What to work on: Scan the records below for the word "veronumerosta" and give only the number of lines that hold it.

Records:
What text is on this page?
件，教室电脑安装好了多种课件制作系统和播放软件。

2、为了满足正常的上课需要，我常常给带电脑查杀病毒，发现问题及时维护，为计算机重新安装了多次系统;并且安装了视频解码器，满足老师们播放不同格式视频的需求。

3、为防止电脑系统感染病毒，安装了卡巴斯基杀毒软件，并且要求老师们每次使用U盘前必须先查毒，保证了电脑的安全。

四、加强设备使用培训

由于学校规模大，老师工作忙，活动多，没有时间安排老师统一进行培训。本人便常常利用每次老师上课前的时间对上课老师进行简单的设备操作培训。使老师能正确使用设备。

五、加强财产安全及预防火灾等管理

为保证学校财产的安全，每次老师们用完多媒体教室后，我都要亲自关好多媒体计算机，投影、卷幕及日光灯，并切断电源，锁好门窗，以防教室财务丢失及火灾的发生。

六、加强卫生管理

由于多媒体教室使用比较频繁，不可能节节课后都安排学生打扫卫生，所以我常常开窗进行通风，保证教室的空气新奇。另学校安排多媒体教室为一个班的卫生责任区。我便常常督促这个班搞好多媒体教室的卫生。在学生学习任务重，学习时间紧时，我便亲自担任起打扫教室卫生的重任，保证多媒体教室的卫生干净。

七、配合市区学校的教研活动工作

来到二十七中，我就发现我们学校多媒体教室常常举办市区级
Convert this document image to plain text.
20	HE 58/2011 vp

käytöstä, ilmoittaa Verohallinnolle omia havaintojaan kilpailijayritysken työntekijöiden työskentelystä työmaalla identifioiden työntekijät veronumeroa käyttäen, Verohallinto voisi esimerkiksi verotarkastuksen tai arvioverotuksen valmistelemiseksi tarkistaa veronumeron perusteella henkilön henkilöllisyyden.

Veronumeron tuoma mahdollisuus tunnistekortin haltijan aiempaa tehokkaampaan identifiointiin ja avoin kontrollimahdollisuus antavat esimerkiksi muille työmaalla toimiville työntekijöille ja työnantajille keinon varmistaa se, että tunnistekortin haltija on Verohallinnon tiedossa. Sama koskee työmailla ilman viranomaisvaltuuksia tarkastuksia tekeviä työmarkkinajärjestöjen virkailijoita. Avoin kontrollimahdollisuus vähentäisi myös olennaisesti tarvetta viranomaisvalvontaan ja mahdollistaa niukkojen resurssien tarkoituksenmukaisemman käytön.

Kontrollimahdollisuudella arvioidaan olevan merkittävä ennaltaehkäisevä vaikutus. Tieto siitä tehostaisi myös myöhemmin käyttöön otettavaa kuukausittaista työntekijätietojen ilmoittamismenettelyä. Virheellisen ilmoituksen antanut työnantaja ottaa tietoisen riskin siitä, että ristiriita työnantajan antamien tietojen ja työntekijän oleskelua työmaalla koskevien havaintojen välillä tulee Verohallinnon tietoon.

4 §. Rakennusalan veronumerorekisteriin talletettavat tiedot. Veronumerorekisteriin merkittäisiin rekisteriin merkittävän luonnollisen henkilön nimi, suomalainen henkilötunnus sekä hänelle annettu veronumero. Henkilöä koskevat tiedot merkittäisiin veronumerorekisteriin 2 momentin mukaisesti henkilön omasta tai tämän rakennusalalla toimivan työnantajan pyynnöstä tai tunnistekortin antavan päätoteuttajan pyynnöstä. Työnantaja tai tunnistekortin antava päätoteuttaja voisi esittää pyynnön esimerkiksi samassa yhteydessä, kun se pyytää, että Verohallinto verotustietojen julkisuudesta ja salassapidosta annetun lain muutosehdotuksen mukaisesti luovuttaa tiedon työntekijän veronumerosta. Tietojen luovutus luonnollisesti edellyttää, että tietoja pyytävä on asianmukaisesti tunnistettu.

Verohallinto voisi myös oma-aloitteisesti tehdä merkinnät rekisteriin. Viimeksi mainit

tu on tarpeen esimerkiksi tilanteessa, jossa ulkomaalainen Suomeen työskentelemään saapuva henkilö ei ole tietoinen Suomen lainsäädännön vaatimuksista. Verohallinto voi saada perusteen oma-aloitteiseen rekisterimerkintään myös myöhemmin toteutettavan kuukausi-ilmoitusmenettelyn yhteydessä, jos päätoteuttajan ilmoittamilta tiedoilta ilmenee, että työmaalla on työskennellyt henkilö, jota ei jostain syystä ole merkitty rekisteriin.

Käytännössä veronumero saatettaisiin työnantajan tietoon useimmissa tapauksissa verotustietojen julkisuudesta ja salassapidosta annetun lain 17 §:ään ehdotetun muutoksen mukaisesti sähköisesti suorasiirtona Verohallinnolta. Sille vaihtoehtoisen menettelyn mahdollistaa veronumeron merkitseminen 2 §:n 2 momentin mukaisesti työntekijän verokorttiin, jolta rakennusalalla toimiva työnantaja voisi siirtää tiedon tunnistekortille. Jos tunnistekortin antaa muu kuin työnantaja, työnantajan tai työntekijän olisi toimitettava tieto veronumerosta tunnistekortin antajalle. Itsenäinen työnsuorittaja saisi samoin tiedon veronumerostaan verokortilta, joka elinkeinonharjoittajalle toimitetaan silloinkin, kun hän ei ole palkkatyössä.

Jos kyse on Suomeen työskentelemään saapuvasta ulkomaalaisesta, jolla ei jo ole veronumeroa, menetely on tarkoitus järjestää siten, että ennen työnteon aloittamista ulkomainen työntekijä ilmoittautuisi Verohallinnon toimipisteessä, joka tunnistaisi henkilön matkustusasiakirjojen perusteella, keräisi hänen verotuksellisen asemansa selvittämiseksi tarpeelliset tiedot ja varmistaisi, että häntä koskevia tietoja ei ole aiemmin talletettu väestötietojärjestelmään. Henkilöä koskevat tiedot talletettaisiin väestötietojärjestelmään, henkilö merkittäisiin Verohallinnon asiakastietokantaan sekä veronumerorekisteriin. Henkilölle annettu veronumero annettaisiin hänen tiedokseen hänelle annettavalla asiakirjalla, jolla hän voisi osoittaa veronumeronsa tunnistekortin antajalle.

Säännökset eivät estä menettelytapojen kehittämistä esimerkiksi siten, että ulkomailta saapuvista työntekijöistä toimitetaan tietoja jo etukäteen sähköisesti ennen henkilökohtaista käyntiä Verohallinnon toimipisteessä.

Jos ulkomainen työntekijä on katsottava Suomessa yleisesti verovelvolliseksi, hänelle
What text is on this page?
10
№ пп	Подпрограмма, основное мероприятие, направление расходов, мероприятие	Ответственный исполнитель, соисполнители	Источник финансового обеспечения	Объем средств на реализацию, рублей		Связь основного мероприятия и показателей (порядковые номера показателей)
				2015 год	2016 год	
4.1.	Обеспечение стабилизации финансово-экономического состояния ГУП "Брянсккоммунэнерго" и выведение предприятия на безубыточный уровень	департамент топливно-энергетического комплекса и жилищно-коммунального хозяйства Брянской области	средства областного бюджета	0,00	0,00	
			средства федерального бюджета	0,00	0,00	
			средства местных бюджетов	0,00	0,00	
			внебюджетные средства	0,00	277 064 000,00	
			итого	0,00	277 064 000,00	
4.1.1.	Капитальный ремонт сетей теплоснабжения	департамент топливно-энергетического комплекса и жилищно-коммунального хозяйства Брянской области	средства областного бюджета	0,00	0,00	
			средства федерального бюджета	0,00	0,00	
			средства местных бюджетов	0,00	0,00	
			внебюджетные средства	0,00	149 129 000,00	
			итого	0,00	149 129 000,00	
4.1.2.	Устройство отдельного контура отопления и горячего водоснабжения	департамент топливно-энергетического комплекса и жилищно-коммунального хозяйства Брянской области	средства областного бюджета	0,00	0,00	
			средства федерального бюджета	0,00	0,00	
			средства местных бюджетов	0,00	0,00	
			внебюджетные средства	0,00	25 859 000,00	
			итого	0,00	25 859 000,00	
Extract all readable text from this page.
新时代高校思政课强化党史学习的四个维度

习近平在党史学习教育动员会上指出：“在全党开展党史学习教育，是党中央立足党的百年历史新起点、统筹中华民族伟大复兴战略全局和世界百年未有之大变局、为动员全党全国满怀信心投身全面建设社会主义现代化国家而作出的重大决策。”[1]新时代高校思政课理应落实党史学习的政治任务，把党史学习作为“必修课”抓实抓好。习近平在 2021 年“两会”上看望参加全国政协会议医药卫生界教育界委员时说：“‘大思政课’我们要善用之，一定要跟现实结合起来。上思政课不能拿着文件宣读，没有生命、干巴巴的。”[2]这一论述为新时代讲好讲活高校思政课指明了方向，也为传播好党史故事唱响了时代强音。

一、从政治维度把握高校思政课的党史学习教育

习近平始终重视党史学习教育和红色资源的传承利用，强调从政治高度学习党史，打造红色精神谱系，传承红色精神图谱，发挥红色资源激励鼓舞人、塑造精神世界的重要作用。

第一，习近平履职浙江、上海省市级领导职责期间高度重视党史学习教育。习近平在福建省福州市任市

Exercise output: 2